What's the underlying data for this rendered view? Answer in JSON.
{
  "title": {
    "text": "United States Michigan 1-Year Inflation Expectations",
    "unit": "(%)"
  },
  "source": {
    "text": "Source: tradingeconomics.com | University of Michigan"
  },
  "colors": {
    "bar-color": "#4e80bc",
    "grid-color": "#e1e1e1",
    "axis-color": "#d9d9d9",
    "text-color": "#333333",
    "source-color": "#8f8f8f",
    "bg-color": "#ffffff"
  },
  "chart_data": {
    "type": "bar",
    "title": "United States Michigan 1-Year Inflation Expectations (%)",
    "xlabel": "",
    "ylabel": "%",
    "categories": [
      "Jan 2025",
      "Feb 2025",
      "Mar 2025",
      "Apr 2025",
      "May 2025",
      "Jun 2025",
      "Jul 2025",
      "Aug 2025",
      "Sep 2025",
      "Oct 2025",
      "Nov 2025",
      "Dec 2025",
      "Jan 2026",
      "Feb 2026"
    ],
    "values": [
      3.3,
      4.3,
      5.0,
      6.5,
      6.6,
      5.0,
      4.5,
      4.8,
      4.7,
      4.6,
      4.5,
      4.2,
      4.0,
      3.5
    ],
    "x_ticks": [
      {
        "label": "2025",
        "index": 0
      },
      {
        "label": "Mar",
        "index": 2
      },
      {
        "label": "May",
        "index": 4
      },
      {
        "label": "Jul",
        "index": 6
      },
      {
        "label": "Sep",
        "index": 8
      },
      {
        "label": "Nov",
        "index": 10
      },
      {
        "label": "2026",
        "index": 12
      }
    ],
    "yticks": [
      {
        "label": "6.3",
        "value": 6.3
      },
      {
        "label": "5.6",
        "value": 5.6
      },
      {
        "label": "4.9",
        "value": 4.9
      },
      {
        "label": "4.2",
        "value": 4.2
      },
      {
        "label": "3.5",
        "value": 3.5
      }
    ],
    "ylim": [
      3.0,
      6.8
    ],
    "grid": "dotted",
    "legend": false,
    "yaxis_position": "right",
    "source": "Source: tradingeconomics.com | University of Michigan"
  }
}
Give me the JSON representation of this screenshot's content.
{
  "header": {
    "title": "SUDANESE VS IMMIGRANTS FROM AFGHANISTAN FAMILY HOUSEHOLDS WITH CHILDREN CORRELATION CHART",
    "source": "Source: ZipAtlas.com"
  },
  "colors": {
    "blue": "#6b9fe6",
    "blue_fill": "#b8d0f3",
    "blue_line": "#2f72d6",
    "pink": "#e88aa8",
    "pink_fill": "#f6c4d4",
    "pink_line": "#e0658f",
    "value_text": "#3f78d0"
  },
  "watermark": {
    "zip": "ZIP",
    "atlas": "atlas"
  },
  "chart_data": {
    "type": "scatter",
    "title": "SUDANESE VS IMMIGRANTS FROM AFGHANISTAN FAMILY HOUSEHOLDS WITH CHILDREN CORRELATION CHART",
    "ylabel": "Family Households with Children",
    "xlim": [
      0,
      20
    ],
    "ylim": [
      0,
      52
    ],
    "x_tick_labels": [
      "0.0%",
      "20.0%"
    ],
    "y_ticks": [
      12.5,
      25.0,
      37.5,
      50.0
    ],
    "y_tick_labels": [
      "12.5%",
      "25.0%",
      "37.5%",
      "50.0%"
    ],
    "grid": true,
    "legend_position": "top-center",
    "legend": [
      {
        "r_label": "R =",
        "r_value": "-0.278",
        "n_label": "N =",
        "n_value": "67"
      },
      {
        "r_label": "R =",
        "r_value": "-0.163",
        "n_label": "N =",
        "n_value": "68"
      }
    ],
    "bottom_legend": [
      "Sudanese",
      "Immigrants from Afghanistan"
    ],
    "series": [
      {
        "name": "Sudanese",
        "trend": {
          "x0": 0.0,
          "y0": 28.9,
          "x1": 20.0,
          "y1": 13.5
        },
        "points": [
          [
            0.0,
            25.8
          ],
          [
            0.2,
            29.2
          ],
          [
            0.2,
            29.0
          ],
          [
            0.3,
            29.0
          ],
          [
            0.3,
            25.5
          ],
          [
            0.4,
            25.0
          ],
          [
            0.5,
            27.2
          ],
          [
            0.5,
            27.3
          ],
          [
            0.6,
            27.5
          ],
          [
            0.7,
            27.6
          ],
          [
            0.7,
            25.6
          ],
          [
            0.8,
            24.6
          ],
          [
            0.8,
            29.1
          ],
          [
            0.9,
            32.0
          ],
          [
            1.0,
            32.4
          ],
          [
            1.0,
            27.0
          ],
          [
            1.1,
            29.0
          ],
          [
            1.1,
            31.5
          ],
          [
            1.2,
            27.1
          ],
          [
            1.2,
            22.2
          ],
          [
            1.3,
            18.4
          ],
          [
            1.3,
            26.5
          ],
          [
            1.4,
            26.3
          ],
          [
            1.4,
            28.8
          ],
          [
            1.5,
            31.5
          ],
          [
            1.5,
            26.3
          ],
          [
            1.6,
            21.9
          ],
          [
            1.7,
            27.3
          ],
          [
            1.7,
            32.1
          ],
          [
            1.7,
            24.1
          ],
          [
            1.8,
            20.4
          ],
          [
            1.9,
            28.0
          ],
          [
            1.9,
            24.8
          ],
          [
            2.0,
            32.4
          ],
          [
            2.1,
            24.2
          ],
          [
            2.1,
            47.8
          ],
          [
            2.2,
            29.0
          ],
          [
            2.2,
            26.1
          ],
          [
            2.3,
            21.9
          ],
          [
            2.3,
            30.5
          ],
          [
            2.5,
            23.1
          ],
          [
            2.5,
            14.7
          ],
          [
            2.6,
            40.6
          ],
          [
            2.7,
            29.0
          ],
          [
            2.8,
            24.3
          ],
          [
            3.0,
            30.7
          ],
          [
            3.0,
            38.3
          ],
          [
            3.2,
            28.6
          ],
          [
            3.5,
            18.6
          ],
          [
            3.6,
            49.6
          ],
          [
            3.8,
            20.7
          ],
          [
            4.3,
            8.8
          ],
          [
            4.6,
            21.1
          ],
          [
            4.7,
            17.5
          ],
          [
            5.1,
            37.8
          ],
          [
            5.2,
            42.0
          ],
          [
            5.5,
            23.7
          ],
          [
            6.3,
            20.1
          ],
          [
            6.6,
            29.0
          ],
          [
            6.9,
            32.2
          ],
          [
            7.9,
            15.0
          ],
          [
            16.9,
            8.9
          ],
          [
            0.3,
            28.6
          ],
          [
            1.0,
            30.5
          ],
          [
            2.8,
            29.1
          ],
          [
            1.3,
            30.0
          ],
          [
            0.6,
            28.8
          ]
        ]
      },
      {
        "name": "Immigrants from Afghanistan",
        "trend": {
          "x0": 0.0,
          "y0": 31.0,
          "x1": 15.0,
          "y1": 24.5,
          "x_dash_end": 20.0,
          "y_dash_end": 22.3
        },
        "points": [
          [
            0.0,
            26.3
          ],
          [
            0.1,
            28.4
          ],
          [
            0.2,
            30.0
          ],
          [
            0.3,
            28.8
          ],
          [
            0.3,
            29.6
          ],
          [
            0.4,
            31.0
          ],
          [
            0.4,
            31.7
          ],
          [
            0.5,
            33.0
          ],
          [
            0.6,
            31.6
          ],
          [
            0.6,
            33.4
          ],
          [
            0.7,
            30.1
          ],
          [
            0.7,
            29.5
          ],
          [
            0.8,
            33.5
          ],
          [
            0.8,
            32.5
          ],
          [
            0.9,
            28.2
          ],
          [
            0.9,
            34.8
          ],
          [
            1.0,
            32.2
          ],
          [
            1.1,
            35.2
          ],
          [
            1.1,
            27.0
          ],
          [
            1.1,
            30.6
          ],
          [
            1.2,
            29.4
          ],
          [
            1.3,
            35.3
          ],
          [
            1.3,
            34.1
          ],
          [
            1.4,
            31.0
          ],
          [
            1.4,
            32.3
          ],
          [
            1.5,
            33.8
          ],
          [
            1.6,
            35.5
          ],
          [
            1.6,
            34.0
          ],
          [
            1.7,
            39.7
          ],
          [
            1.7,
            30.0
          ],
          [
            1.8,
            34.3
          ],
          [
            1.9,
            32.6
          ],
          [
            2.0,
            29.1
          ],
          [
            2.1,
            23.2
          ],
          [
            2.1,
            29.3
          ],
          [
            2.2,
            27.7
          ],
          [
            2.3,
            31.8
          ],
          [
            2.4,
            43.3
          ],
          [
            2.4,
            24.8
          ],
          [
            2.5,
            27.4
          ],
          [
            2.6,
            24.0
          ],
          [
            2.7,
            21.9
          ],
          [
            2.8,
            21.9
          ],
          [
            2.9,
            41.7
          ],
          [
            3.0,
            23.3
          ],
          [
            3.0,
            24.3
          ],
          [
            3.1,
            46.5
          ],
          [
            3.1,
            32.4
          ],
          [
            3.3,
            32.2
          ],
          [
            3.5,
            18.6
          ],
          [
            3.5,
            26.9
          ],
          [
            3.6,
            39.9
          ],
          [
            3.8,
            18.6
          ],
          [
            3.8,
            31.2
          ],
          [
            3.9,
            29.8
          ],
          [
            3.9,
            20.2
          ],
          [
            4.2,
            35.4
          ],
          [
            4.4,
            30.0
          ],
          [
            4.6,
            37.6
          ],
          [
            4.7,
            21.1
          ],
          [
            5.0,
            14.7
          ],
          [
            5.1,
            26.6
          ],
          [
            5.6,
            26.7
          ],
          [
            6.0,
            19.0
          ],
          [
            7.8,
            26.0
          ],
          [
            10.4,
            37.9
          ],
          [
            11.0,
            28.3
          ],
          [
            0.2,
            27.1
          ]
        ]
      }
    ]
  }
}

● ● ● ●

**TASK TO CARRY OUT**: Every line above that contains the word "United" should be reported.

**RESULT OF THE EXERCISE**:
    "text": "United States Michigan 1-Year Inflation Expectations",
    "title": "United States Michigan 1-Year Inflation Expectations (%)",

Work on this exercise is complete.